● Stated goal
Omit every picture and write out the rest of the records exactly.

● Provided data
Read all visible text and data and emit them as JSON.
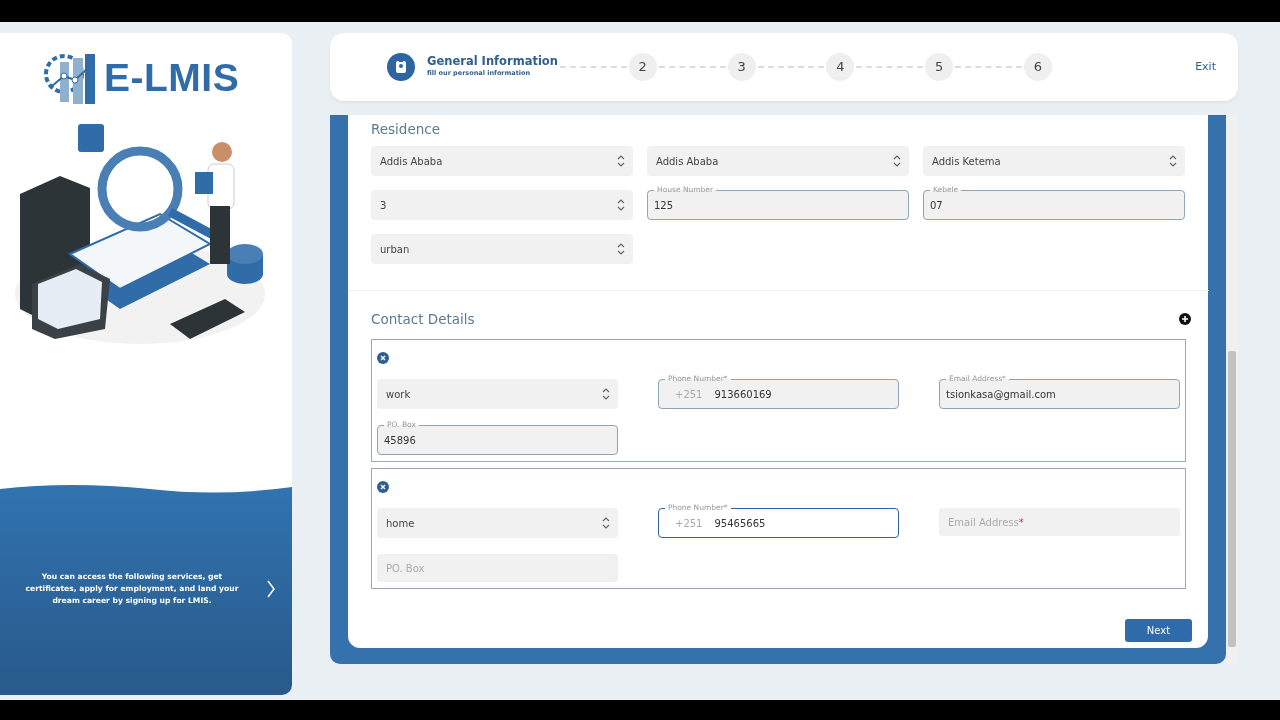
{
  "sidebar": {
    "logo": {
      "text": "E-LMIS"
    },
    "promo": {
      "text": "You can access the following services, get certificates, apply for employment, and land your dream career by signing up for LMIS."
    }
  },
  "stepper": {
    "steps": [
      {
        "kind": "icon",
        "title": "General Information",
        "subtitle": "fill our personal information",
        "selected": true
      },
      {
        "kind": "number",
        "number": "2",
        "selected": false
      },
      {
        "kind": "number",
        "number": "3",
        "selected": false
      },
      {
        "kind": "number",
        "number": "4",
        "selected": false
      },
      {
        "kind": "number",
        "number": "5",
        "selected": false
      },
      {
        "kind": "number",
        "number": "6",
        "selected": false
      }
    ],
    "exit": "Exit"
  },
  "residence": {
    "title": "Residence",
    "fields": [
      {
        "kind": "select",
        "value": "Addis Ababa"
      },
      {
        "kind": "select",
        "value": "Addis Ababa"
      },
      {
        "kind": "select",
        "value": "Addis Ketema"
      },
      {
        "kind": "select",
        "value": "3"
      },
      {
        "kind": "input",
        "label": "House Number",
        "value": "125"
      },
      {
        "kind": "input",
        "label": "Kebele",
        "value": "07"
      },
      {
        "kind": "select",
        "value": "urban"
      }
    ]
  },
  "contact_details": {
    "title": "Contact Details",
    "contacts": [
      {
        "type": "work",
        "phone": {
          "label": "Phone Number*",
          "prefix": "+251",
          "value": "913660169",
          "focused": false
        },
        "email": {
          "label": "Email Address*",
          "value": "tsionkasa@gmail.com"
        },
        "po_box": {
          "label": "PO. Box",
          "value": "45896"
        }
      },
      {
        "type": "home",
        "phone": {
          "label": "Phone Number*",
          "prefix": "+251",
          "value": "95465665",
          "focused": true
        },
        "email": {
          "placeholder": "Email Address",
          "required_mark": "*"
        },
        "po_box": {
          "placeholder": "PO. Box"
        }
      }
    ]
  },
  "next_button": "Next"
}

● Task answer
Read all visible text and data and emit them as JSON.
{
  "sidebar": {
    "logo": {
      "text": "E-LMIS"
    },
    "promo": {
      "text": "You can access the following services, get certificates, apply for employment, and land your dream career by signing up for LMIS."
    }
  },
  "stepper": {
    "steps": [
      {
        "kind": "icon",
        "title": "General Information",
        "subtitle": "fill our personal information",
        "selected": true
      },
      {
        "kind": "number",
        "number": "2",
        "selected": false
      },
      {
        "kind": "number",
        "number": "3",
        "selected": false
      },
      {
        "kind": "number",
        "number": "4",
        "selected": false
      },
      {
        "kind": "number",
        "number": "5",
        "selected": false
      },
      {
        "kind": "number",
        "number": "6",
        "selected": false
      }
    ],
    "exit": "Exit"
  },
  "residence": {
    "title": "Residence",
    "fields": [
      {
        "kind": "select",
        "value": "Addis Ababa"
      },
      {
        "kind": "select",
        "value": "Addis Ababa"
      },
      {
        "kind": "select",
        "value": "Addis Ketema"
      },
      {
        "kind": "select",
        "value": "3"
      },
      {
        "kind": "input",
        "label": "House Number",
        "value": "125"
      },
      {
        "kind": "input",
        "label": "Kebele",
        "value": "07"
      },
      {
        "kind": "select",
        "value": "urban"
      }
    ]
  },
  "contact_details": {
    "title": "Contact Details",
    "contacts": [
      {
        "type": "work",
        "phone": {
          "label": "Phone Number*",
          "prefix": "+251",
          "value": "913660169",
          "focused": false
        },
        "email": {
          "label": "Email Address*",
          "value": "tsionkasa@gmail.com"
        },
        "po_box": {
          "label": "PO. Box",
          "value": "45896"
        }
      },
      {
        "type": "home",
        "phone": {
          "label": "Phone Number*",
          "prefix": "+251",
          "value": "95465665",
          "focused": true
        },
        "email": {
          "placeholder": "Email Address",
          "required_mark": "*"
        },
        "po_box": {
          "placeholder": "PO. Box"
        }
      }
    ]
  },
  "next_button": "Next"
}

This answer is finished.